[Records from a collection]
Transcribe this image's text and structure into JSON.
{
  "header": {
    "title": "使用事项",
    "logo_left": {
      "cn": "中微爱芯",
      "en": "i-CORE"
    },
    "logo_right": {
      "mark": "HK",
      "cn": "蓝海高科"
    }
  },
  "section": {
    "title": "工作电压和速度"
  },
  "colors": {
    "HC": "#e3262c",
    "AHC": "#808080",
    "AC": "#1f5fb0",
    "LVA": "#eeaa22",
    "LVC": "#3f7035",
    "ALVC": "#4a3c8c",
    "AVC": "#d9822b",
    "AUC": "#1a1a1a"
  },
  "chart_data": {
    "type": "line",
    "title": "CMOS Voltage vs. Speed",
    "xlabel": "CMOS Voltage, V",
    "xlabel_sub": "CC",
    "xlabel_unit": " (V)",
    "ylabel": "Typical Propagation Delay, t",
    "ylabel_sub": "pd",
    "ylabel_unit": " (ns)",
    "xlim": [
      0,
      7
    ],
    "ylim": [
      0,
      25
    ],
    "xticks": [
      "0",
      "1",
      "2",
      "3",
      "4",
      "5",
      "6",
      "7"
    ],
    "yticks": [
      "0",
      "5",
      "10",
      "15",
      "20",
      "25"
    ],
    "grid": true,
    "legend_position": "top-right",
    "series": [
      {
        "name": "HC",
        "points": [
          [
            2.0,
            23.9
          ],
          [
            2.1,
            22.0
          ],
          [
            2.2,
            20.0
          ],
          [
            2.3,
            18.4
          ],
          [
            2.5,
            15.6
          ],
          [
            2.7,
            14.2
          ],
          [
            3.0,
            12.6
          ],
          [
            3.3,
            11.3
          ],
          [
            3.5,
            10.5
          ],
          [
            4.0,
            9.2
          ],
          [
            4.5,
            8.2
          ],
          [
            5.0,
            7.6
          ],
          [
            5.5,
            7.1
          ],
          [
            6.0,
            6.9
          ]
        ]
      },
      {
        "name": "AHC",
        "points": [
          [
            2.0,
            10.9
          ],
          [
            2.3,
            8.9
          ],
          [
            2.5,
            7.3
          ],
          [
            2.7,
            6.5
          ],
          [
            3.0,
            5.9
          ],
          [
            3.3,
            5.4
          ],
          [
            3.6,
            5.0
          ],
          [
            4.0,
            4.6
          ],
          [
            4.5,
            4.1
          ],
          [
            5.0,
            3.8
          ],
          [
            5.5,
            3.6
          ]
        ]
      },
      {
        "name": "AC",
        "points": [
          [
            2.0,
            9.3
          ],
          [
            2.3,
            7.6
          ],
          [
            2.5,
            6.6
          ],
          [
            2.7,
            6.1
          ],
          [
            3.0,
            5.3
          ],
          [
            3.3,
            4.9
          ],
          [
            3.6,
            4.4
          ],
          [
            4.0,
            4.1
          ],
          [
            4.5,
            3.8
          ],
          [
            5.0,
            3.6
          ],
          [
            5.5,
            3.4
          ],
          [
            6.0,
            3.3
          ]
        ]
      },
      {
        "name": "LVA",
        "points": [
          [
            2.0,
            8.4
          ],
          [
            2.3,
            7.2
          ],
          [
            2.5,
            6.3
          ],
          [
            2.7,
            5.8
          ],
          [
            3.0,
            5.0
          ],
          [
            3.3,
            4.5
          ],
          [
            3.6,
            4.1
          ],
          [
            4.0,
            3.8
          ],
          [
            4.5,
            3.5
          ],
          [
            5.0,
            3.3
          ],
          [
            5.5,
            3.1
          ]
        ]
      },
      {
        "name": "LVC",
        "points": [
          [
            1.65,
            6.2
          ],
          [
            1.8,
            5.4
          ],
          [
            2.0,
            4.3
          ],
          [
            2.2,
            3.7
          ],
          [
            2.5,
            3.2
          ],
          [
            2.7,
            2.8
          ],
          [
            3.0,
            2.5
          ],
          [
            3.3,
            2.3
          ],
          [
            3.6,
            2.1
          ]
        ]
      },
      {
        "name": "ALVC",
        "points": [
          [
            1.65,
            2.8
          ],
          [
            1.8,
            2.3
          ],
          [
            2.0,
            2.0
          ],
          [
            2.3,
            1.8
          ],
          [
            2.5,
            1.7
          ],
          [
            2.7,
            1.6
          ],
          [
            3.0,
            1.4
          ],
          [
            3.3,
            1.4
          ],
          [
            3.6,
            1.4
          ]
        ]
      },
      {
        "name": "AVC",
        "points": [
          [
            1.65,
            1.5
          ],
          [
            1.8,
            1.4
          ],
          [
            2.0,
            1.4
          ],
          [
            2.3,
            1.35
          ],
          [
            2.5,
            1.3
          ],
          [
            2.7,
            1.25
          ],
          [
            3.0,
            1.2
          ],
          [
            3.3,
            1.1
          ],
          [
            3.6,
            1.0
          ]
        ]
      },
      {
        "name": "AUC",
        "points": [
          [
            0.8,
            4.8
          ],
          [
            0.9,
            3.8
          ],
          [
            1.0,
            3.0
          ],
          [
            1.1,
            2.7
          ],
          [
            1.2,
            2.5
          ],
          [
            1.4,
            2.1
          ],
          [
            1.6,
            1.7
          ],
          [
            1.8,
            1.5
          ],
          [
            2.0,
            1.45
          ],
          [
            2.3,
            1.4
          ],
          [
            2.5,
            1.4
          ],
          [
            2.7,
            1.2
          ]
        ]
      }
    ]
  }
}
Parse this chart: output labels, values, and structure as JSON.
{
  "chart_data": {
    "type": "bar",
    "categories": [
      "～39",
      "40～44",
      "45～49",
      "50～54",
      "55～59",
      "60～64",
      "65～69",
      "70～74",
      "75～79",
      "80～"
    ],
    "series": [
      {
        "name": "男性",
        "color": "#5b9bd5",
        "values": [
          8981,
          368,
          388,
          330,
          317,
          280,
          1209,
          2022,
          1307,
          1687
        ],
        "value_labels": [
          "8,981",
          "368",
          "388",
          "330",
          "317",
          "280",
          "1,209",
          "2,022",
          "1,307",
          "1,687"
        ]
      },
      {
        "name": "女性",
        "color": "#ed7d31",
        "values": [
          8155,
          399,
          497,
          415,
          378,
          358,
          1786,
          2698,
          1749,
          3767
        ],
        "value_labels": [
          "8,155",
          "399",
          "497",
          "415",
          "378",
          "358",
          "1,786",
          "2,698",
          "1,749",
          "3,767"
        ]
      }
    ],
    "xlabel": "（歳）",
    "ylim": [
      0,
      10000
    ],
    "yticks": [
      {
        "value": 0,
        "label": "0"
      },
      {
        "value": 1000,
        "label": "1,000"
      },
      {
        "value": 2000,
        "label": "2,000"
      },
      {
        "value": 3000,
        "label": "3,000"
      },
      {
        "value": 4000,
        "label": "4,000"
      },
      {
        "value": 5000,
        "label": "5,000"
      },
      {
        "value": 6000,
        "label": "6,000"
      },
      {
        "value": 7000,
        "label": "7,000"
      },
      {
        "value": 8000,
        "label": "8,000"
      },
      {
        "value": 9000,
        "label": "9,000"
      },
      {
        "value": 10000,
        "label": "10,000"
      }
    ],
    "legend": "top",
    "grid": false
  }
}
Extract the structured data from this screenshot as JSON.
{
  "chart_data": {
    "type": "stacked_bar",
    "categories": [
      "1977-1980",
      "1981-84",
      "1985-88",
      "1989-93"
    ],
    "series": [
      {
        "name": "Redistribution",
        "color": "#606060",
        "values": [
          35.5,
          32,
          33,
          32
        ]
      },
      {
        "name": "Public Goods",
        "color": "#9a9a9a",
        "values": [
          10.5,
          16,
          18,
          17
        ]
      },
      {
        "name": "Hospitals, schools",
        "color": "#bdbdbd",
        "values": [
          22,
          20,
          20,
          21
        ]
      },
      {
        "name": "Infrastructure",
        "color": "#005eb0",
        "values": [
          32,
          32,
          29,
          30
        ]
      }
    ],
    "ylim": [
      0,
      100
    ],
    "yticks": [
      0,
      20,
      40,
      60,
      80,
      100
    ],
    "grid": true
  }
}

* WRITTEN EXERCISE *
Count every line of the records that holds the string "CMOS". Write only the total.

* TASK SOLUTION *
2